Texte extrait -
Vibration(s) 2025 : Jonathan Fournel et le Trio Arnold

Quand la musique retient son souffle

Ce dimanche 19 octobre, la MAC de Bischwiller a refermé l’édition 2025 du Festival Vibration(s) sur un moment d’épure et de grâce. Dans un silence recueilli, le pianiste Jonathan Fournel, médaille d’or du Concours Reine Elisabeth, retrouvait la scène aux côtés du Trio Arnold, élargi pour l’occasion à Élise Liu au violon et Laurène Durantel à la contrebasse. Une constellation d’artistes unis par une même respiration.

En ouverture, le Quatuor pour piano et cordes en la majeur, opus 30 d’Ernest Chausson — œuvre de la maturité, composée en 1897 — s’est déployé dans toute sa clarté formelle et sa profondeur émotionnelle. Quatre mouvements comme quatre paysages intérieurs : ferveur, recueillement, fluidité, élan. Sous les doigts de Fournel et les archets du quintette, cette partition lumineuse a trouvé un équilibre rare entre tension et apaisement.

Consignes de travail -
Prolongez, s'il vous plaît, le compte rendu du concert de clôture du Festival Vibration(s) 2025 à partir de sa dernière phrase.

[Données d'analyse de mise en page de documents]
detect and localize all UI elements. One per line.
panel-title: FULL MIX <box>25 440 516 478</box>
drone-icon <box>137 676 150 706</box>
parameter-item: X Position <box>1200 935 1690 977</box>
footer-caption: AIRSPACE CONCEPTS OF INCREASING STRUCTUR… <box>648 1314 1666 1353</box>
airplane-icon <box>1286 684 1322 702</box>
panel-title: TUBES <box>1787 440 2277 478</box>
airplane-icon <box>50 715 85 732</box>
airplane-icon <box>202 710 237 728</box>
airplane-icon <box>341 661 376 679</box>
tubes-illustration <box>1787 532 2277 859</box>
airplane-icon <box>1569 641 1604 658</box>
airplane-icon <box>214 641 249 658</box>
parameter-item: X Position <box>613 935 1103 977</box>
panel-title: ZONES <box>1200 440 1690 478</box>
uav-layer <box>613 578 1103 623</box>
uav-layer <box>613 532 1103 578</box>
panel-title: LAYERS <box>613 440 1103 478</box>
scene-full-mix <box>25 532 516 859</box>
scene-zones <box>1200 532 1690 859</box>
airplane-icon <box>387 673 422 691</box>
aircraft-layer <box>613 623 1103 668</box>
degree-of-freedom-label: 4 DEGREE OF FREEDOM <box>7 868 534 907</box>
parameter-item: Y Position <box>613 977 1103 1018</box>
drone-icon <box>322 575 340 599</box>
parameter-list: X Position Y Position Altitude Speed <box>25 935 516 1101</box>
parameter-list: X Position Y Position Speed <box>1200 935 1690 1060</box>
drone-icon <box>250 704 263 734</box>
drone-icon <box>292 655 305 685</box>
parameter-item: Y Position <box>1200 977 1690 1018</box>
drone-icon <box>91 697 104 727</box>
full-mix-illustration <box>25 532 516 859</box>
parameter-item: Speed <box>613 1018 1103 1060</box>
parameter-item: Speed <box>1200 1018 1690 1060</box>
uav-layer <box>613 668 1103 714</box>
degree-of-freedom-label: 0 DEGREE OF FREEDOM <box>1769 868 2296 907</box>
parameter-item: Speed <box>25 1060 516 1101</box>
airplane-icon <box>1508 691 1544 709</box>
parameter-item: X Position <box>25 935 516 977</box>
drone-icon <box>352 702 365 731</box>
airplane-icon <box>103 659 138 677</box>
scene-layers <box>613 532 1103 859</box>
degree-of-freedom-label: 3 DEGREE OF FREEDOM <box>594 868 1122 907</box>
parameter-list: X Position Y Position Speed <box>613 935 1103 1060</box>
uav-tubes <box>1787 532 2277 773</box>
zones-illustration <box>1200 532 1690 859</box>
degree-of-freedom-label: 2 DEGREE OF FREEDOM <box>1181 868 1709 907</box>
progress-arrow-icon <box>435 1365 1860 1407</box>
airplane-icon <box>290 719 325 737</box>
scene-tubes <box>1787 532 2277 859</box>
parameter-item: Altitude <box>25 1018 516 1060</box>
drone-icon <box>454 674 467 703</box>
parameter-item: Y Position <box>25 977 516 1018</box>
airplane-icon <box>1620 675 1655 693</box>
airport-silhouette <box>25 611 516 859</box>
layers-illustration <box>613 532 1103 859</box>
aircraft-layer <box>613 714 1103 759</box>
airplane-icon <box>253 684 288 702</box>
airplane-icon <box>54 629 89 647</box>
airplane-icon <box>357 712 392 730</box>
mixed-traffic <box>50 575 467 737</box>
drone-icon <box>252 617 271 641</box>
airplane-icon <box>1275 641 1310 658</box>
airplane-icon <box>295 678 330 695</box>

Résultat de la tâche -
Puis vint Chopin. Son Concerto pour piano n°2 en fa mineur, opus 21, transfiguré dans sa version pour quintette à cordes, fit vibrer la salle d’un lyrisme incandescent. Composé à dix-neuf ans, le concerto porte déjà la fougue et la tendresse du jeune génie polonais. Fournel y déploya un jeu d’une pureté bouleversante : Maestoso ardent, Larghetto presque amoureux, Allegro vivace irradiant de liberté.

Dans cette communion prodigieuse entre piano et cordes, la musique semblait respirer d’un seul souffle. Chaque nuance trouvait sa place, chaque silence sa densité. Quand la dernière note s’éteignit, la salle demeura suspendue, comme traversée d’un éclat de beauté.

Ainsi s’acheva Vibration(s) 2025 : sur un instant de lumière pure, où la musique, une fois encore, nous rappela qu’elle est ce lieu secret où le monde se tait pour mieux s’unir.